Stored items from a collection:
※
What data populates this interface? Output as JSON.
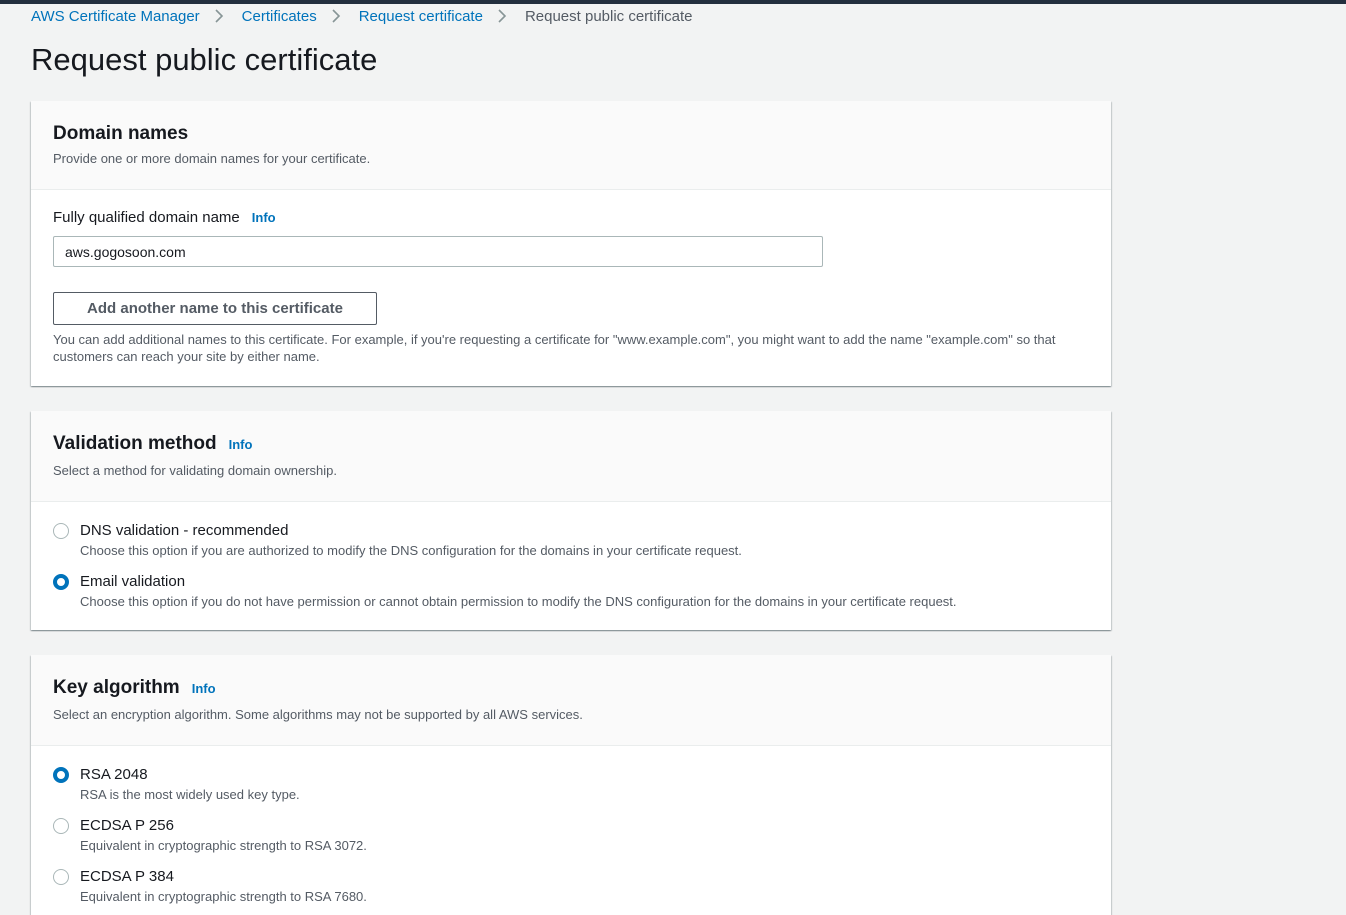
{
  "breadcrumb": {
    "items": [
      "AWS Certificate Manager",
      "Certificates",
      "Request certificate"
    ],
    "current": "Request public certificate"
  },
  "page": {
    "title": "Request public certificate"
  },
  "domain_names": {
    "title": "Domain names",
    "description": "Provide one or more domain names for your certificate.",
    "field_label": "Fully qualified domain name",
    "info": "Info",
    "field_value": "aws.gogosoon.com",
    "add_button": "Add another name to this certificate",
    "help_text": "You can add additional names to this certificate. For example, if you're requesting a certificate for \"www.example.com\", you might want to add the name \"example.com\" so that customers can reach your site by either name."
  },
  "validation_method": {
    "title": "Validation method",
    "info": "Info",
    "description": "Select a method for validating domain ownership.",
    "options": [
      {
        "label": "DNS validation - recommended",
        "description": "Choose this option if you are authorized to modify the DNS configuration for the domains in your certificate request.",
        "selected": false
      },
      {
        "label": "Email validation",
        "description": "Choose this option if you do not have permission or cannot obtain permission to modify the DNS configuration for the domains in your certificate request.",
        "selected": true
      }
    ]
  },
  "key_algorithm": {
    "title": "Key algorithm",
    "info": "Info",
    "description": "Select an encryption algorithm. Some algorithms may not be supported by all AWS services.",
    "options": [
      {
        "label": "RSA 2048",
        "description": "RSA is the most widely used key type.",
        "selected": true
      },
      {
        "label": "ECDSA P 256",
        "description": "Equivalent in cryptographic strength to RSA 3072.",
        "selected": false
      },
      {
        "label": "ECDSA P 384",
        "description": "Equivalent in cryptographic strength to RSA 7680.",
        "selected": false
      }
    ]
  },
  "colors": {
    "link": "#0073bb",
    "background": "#f2f3f3",
    "topbar": "#232f3e"
  }
}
※
Reproduce every entry word for word, but omit the pictures.

What data populates this interface? Output as JSON.
{
  "breadcrumb": {
    "items": [
      "AWS Certificate Manager",
      "Certificates",
      "Request certificate"
    ],
    "current": "Request public certificate"
  },
  "page": {
    "title": "Request public certificate"
  },
  "domain_names": {
    "title": "Domain names",
    "description": "Provide one or more domain names for your certificate.",
    "field_label": "Fully qualified domain name",
    "info": "Info",
    "field_value": "aws.gogosoon.com",
    "add_button": "Add another name to this certificate",
    "help_text": "You can add additional names to this certificate. For example, if you're requesting a certificate for \"www.example.com\", you might want to add the name \"example.com\" so that customers can reach your site by either name."
  },
  "validation_method": {
    "title": "Validation method",
    "info": "Info",
    "description": "Select a method for validating domain ownership.",
    "options": [
      {
        "label": "DNS validation - recommended",
        "description": "Choose this option if you are authorized to modify the DNS configuration for the domains in your certificate request.",
        "selected": false
      },
      {
        "label": "Email validation",
        "description": "Choose this option if you do not have permission or cannot obtain permission to modify the DNS configuration for the domains in your certificate request.",
        "selected": true
      }
    ]
  },
  "key_algorithm": {
    "title": "Key algorithm",
    "info": "Info",
    "description": "Select an encryption algorithm. Some algorithms may not be supported by all AWS services.",
    "options": [
      {
        "label": "RSA 2048",
        "description": "RSA is the most widely used key type.",
        "selected": true
      },
      {
        "label": "ECDSA P 256",
        "description": "Equivalent in cryptographic strength to RSA 3072.",
        "selected": false
      },
      {
        "label": "ECDSA P 384",
        "description": "Equivalent in cryptographic strength to RSA 7680.",
        "selected": false
      }
    ]
  },
  "colors": {
    "link": "#0073bb",
    "background": "#f2f3f3",
    "topbar": "#232f3e"
  }
}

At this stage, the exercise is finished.